**WHAT YOU SHOULD DO**
Set down all of the data that follows word for word, without the images.
Start DATA LINES
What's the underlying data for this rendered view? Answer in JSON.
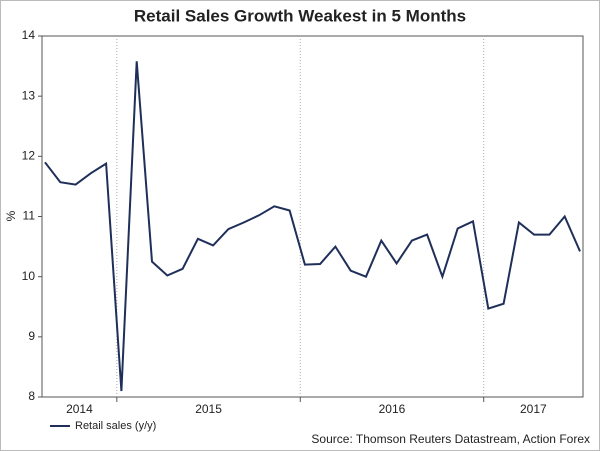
{
  "chart_data": {
    "type": "line",
    "title": "Retail Sales Growth Weakest in 5 Months",
    "y_label": "%",
    "source": "Source: Thomson Reuters Datastream, Action Forex",
    "categories": [
      null,
      null,
      null,
      null,
      null,
      null,
      null,
      null,
      null,
      null,
      null,
      null,
      null,
      null,
      null,
      null,
      null,
      null,
      null,
      null,
      null,
      null,
      null,
      null,
      null,
      null,
      null,
      null,
      null,
      null,
      null,
      null,
      null,
      null,
      null,
      null
    ],
    "series": [
      {
        "name": "Retail sales (y/y)",
        "color": "#1f2f5a",
        "values": [
          11.9,
          11.57,
          11.53,
          11.72,
          11.88,
          8.1,
          13.58,
          10.25,
          10.02,
          10.13,
          10.63,
          10.52,
          10.79,
          10.9,
          11.02,
          11.17,
          11.1,
          10.2,
          10.21,
          10.5,
          10.1,
          10.0,
          10.6,
          10.22,
          10.6,
          10.7,
          10.0,
          10.8,
          10.92,
          9.47,
          9.55,
          10.9,
          10.7,
          10.7,
          11.0,
          10.42
        ]
      }
    ],
    "ylim": [
      8,
      14
    ],
    "yticks": [
      8,
      9,
      10,
      11,
      12,
      13,
      14
    ],
    "xticks": [
      {
        "value": 5,
        "label": "2015"
      },
      {
        "value": 17,
        "label": "2016"
      },
      {
        "value": 29,
        "label": "2017"
      }
    ],
    "first_x_label": "2014",
    "grid": true
  }
}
End DATA LINES
**FINAL RESULT**
What's the underlying data for this rendered view? Answer in JSON.
{
  "chart_data": {
    "type": "line",
    "title": "Retail Sales Growth Weakest in 5 Months",
    "y_label": "%",
    "source": "Source: Thomson Reuters Datastream, Action Forex",
    "categories": [
      null,
      null,
      null,
      null,
      null,
      null,
      null,
      null,
      null,
      null,
      null,
      null,
      null,
      null,
      null,
      null,
      null,
      null,
      null,
      null,
      null,
      null,
      null,
      null,
      null,
      null,
      null,
      null,
      null,
      null,
      null,
      null,
      null,
      null,
      null,
      null
    ],
    "series": [
      {
        "name": "Retail sales (y/y)",
        "color": "#1f2f5a",
        "values": [
          11.9,
          11.57,
          11.53,
          11.72,
          11.88,
          8.1,
          13.58,
          10.25,
          10.02,
          10.13,
          10.63,
          10.52,
          10.79,
          10.9,
          11.02,
          11.17,
          11.1,
          10.2,
          10.21,
          10.5,
          10.1,
          10.0,
          10.6,
          10.22,
          10.6,
          10.7,
          10.0,
          10.8,
          10.92,
          9.47,
          9.55,
          10.9,
          10.7,
          10.7,
          11.0,
          10.42
        ]
      }
    ],
    "ylim": [
      8,
      14
    ],
    "yticks": [
      8,
      9,
      10,
      11,
      12,
      13,
      14
    ],
    "xticks": [
      {
        "value": 5,
        "label": "2015"
      },
      {
        "value": 17,
        "label": "2016"
      },
      {
        "value": 29,
        "label": "2017"
      }
    ],
    "first_x_label": "2014",
    "grid": true
  }
}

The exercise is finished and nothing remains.